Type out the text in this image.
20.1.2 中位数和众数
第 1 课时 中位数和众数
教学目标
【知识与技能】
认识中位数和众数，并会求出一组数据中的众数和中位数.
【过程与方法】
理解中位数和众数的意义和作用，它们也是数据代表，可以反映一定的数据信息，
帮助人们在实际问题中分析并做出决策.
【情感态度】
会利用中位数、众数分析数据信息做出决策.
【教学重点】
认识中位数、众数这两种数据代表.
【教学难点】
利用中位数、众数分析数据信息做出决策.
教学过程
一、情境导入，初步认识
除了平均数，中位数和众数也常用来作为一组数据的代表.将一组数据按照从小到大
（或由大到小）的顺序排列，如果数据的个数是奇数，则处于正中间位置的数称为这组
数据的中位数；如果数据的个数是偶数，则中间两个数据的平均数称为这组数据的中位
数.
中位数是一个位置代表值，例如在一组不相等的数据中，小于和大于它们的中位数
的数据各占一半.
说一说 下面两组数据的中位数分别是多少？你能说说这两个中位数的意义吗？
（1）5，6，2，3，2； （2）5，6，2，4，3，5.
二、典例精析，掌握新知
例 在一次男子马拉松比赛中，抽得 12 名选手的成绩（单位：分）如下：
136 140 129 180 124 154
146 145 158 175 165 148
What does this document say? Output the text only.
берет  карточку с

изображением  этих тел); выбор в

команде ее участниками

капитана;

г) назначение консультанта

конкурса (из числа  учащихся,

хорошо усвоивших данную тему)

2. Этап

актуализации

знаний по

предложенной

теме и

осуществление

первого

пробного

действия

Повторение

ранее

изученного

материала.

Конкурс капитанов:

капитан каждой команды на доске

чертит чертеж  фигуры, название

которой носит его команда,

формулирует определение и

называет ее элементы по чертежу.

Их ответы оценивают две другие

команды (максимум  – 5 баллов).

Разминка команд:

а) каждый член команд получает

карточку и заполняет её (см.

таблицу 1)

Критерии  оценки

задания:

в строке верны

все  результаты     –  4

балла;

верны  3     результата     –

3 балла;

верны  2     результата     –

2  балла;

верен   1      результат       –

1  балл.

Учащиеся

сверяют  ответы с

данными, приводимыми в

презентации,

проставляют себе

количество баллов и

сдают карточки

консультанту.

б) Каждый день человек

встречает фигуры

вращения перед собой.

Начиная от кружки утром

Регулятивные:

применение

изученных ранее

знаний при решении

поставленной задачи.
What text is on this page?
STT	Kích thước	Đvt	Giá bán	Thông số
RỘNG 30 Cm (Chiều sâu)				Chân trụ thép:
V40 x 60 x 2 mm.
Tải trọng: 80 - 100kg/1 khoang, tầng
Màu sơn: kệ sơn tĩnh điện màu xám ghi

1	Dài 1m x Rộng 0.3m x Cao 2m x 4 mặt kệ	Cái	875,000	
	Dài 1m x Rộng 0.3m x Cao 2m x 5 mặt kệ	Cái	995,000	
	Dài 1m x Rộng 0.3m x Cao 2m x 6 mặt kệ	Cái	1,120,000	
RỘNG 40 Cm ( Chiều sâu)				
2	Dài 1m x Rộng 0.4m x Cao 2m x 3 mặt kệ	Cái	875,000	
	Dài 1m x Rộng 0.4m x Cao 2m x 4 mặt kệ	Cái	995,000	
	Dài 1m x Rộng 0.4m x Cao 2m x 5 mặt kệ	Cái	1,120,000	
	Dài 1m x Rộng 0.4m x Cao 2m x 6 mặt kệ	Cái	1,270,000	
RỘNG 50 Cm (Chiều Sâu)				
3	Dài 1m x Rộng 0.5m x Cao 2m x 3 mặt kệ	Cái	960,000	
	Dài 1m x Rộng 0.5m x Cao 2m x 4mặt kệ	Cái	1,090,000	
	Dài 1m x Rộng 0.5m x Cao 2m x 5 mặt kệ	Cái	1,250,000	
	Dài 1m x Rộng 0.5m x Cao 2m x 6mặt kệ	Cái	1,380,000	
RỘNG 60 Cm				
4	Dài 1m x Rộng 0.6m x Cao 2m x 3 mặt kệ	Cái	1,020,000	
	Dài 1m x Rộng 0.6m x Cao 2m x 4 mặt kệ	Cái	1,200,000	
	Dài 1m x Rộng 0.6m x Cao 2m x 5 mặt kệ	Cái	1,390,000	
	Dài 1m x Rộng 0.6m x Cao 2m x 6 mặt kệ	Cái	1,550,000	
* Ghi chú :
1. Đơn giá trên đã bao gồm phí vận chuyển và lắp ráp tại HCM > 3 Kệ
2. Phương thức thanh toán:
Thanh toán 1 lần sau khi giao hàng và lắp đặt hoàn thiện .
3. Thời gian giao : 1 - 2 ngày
_ _ _ _ _
[What you have to do] From the entries above, copy every line containing the word "баллов".

[Exercise answer]
команды (максимум  – 5 баллов).
количество баллов и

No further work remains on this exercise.